▶ [Work to do] Transcribe the material in full, exactly as written.

====== Input

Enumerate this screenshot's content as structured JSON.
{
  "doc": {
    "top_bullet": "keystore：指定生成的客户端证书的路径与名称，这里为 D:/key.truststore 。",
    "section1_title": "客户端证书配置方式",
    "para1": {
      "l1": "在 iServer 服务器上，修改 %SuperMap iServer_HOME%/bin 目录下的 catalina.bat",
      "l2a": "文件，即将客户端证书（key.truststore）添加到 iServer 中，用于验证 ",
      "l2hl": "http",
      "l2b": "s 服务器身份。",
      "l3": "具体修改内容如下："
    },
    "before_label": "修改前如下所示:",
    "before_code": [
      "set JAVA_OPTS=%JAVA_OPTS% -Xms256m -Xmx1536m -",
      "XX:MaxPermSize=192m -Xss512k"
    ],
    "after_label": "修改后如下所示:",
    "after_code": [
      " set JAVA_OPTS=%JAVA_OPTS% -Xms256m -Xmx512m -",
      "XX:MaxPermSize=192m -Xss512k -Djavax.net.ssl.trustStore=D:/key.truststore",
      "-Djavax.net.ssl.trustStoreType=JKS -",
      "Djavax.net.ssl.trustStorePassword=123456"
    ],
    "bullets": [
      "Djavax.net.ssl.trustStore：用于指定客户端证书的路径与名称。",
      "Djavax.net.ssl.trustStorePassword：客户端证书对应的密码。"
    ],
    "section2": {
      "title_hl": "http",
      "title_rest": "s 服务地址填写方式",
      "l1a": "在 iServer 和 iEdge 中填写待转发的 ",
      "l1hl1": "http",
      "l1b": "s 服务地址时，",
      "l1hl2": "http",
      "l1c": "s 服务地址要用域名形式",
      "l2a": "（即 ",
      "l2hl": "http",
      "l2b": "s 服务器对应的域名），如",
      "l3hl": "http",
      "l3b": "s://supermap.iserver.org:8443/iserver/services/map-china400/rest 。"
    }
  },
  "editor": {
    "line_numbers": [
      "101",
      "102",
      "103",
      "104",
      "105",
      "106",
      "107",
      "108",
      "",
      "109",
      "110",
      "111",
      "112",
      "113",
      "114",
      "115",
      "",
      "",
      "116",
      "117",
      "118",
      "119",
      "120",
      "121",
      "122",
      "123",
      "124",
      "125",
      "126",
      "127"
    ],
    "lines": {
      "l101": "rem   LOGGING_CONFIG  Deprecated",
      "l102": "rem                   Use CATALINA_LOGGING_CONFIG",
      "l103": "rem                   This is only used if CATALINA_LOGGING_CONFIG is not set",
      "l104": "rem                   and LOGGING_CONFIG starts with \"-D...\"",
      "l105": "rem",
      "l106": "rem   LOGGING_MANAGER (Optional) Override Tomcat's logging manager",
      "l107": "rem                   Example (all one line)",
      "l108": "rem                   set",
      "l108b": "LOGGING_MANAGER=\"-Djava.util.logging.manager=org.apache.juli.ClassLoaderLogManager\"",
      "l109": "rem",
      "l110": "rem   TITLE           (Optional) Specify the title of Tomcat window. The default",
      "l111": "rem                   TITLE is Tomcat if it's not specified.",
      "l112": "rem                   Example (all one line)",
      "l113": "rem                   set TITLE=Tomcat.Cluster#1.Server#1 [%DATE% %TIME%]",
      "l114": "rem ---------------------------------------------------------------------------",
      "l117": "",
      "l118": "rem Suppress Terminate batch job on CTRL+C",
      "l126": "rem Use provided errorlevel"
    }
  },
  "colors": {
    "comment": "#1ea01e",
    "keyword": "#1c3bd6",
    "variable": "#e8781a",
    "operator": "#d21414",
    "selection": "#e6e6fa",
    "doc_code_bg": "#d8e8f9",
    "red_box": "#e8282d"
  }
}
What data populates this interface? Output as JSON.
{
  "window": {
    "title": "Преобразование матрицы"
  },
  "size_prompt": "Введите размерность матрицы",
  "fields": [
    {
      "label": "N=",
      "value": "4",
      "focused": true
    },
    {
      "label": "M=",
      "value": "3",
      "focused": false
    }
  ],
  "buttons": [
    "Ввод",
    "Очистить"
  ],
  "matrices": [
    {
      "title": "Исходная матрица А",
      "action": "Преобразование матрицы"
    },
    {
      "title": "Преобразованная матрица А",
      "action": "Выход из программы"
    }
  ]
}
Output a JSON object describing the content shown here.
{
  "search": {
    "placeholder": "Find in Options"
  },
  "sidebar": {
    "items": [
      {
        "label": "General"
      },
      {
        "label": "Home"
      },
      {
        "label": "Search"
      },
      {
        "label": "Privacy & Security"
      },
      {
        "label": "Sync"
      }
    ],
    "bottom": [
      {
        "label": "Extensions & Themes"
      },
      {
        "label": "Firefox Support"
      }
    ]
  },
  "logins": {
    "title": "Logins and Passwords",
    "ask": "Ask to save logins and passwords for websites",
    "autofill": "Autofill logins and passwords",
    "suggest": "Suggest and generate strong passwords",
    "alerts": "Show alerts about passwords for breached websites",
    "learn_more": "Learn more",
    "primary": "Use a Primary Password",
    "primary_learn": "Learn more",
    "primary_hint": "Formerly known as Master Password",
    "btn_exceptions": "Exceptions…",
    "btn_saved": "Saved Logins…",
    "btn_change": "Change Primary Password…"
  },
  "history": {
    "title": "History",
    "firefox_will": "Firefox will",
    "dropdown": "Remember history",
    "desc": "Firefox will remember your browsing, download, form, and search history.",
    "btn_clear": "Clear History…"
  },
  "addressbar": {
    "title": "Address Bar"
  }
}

============

▶ [Result of this exercise]
Enumerate this screenshot's content as structured JSON.
{
  "doc": {
    "top_bullet": "keystore：指定生成的客户端证书的路径与名称，这里为 D:/key.truststore 。",
    "section1_title": "客户端证书配置方式",
    "para1": {
      "l1": "在 iServer 服务器上，修改 %SuperMap iServer_HOME%/bin 目录下的 catalina.bat",
      "l2a": "文件，即将客户端证书（key.truststore）添加到 iServer 中，用于验证 ",
      "l2hl": "http",
      "l2b": "s 服务器身份。",
      "l3": "具体修改内容如下："
    },
    "before_label": "修改前如下所示:",
    "before_code": [
      "set JAVA_OPTS=%JAVA_OPTS% -Xms256m -Xmx1536m -",
      "XX:MaxPermSize=192m -Xss512k"
    ],
    "after_label": "修改后如下所示:",
    "after_code": [
      " set JAVA_OPTS=%JAVA_OPTS% -Xms256m -Xmx512m -",
      "XX:MaxPermSize=192m -Xss512k -Djavax.net.ssl.trustStore=D:/key.truststore",
      "-Djavax.net.ssl.trustStoreType=JKS -",
      "Djavax.net.ssl.trustStorePassword=123456"
    ],
    "bullets": [
      "Djavax.net.ssl.trustStore：用于指定客户端证书的路径与名称。",
      "Djavax.net.ssl.trustStorePassword：客户端证书对应的密码。"
    ],
    "section2": {
      "title_hl": "http",
      "title_rest": "s 服务地址填写方式",
      "l1a": "在 iServer 和 iEdge 中填写待转发的 ",
      "l1hl1": "http",
      "l1b": "s 服务地址时，",
      "l1hl2": "http",
      "l1c": "s 服务地址要用域名形式",
      "l2a": "（即 ",
      "l2hl": "http",
      "l2b": "s 服务器对应的域名），如",
      "l3hl": "http",
      "l3b": "s://supermap.iserver.org:8443/iserver/services/map-china400/rest 。"
    }
  },
  "editor": {
    "line_numbers": [
      "101",
      "102",
      "103",
      "104",
      "105",
      "106",
      "107",
      "108",
      "",
      "109",
      "110",
      "111",
      "112",
      "113",
      "114",
      "115",
      "",
      "",
      "116",
      "117",
      "118",
      "119",
      "120",
      "121",
      "122",
      "123",
      "124",
      "125",
      "126",
      "127"
    ],
    "lines": {
      "l101": "rem   LOGGING_CONFIG  Deprecated",
      "l102": "rem                   Use CATALINA_LOGGING_CONFIG",
      "l103": "rem                   This is only used if CATALINA_LOGGING_CONFIG is not set",
      "l104": "rem                   and LOGGING_CONFIG starts with \"-D...\"",
      "l105": "rem",
      "l106": "rem   LOGGING_MANAGER (Optional) Override Tomcat's logging manager",
      "l107": "rem                   Example (all one line)",
      "l108": "rem                   set",
      "l108b": "LOGGING_MANAGER=\"-Djava.util.logging.manager=org.apache.juli.ClassLoaderLogManager\"",
      "l109": "rem",
      "l110": "rem   TITLE           (Optional) Specify the title of Tomcat window. The default",
      "l111": "rem                   TITLE is Tomcat if it's not specified.",
      "l112": "rem                   Example (all one line)",
      "l113": "rem                   set TITLE=Tomcat.Cluster#1.Server#1 [%DATE% %TIME%]",
      "l114": "rem ---------------------------------------------------------------------------",
      "l117": "",
      "l118": "rem Suppress Terminate batch job on CTRL+C",
      "l126": "rem Use provided errorlevel"
    }
  },
  "colors": {
    "comment": "#1ea01e",
    "keyword": "#1c3bd6",
    "variable": "#e8781a",
    "operator": "#d21414",
    "selection": "#e6e6fa",
    "doc_code_bg": "#d8e8f9",
    "red_box": "#e8282d"
  }
}
What data populates this interface? Output as JSON.
{
  "window": {
    "title": "Преобразование матрицы"
  },
  "size_prompt": "Введите размерность матрицы",
  "fields": [
    {
      "label": "N=",
      "value": "4",
      "focused": true
    },
    {
      "label": "M=",
      "value": "3",
      "focused": false
    }
  ],
  "buttons": [
    "Ввод",
    "Очистить"
  ],
  "matrices": [
    {
      "title": "Исходная матрица А",
      "action": "Преобразование матрицы"
    },
    {
      "title": "Преобразованная матрица А",
      "action": "Выход из программы"
    }
  ]
}
Output a JSON object describing the content shown here.
{
  "search": {
    "placeholder": "Find in Options"
  },
  "sidebar": {
    "items": [
      {
        "label": "General"
      },
      {
        "label": "Home"
      },
      {
        "label": "Search"
      },
      {
        "label": "Privacy & Security"
      },
      {
        "label": "Sync"
      }
    ],
    "bottom": [
      {
        "label": "Extensions & Themes"
      },
      {
        "label": "Firefox Support"
      }
    ]
  },
  "logins": {
    "title": "Logins and Passwords",
    "ask": "Ask to save logins and passwords for websites",
    "autofill": "Autofill logins and passwords",
    "suggest": "Suggest and generate strong passwords",
    "alerts": "Show alerts about passwords for breached websites",
    "learn_more": "Learn more",
    "primary": "Use a Primary Password",
    "primary_learn": "Learn more",
    "primary_hint": "Formerly known as Master Password",
    "btn_exceptions": "Exceptions…",
    "btn_saved": "Saved Logins…",
    "btn_change": "Change Primary Password…"
  },
  "history": {
    "title": "History",
    "firefox_will": "Firefox will",
    "dropdown": "Remember history",
    "desc": "Firefox will remember your browsing, download, form, and search history.",
    "btn_clear": "Clear History…"
  },
  "addressbar": {
    "title": "Address Bar"
  }
}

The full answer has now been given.